• **Your instructions**:
Type out the material below exactly.

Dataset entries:
= = = =
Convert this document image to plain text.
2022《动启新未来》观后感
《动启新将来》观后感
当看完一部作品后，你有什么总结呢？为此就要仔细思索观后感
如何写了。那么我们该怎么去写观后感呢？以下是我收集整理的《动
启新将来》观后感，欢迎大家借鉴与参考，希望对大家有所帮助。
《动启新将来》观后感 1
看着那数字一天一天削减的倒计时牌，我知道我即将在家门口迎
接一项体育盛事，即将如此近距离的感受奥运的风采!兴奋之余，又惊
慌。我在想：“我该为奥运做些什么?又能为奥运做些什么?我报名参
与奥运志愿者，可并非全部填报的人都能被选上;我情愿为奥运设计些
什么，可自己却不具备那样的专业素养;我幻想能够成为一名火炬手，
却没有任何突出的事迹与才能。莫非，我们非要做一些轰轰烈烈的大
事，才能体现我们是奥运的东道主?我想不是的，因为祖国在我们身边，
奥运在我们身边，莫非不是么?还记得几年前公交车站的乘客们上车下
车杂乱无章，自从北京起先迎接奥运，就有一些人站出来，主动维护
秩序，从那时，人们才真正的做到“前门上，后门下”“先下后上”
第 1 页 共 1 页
= = = =
• **Task solution**:
Convert this document image to plain text.
2022《动启新未来》观后感
《动启新将来》观后感
当看完一部作品后，你有什么总结呢？为此就要仔细思索观后感
如何写了。那么我们该怎么去写观后感呢？以下是我收集整理的《动
启新将来》观后感，欢迎大家借鉴与参考，希望对大家有所帮助。
《动启新将来》观后感 1
看着那数字一天一天削减的倒计时牌，我知道我即将在家门口迎
接一项体育盛事，即将如此近距离的感受奥运的风采!兴奋之余，又惊
慌。我在想：“我该为奥运做些什么?又能为奥运做些什么?我报名参
与奥运志愿者，可并非全部填报的人都能被选上;我情愿为奥运设计些
什么，可自己却不具备那样的专业素养;我幻想能够成为一名火炬手，
却没有任何突出的事迹与才能。莫非，我们非要做一些轰轰烈烈的大
事，才能体现我们是奥运的东道主?我想不是的，因为祖国在我们身边，
奥运在我们身边，莫非不是么?还记得几年前公交车站的乘客们上车下
车杂乱无章，自从北京起先迎接奥运，就有一些人站出来，主动维护
秩序，从那时，人们才真正的做到“前门上，后门下”“先下后上”
第 1 页 共 1 页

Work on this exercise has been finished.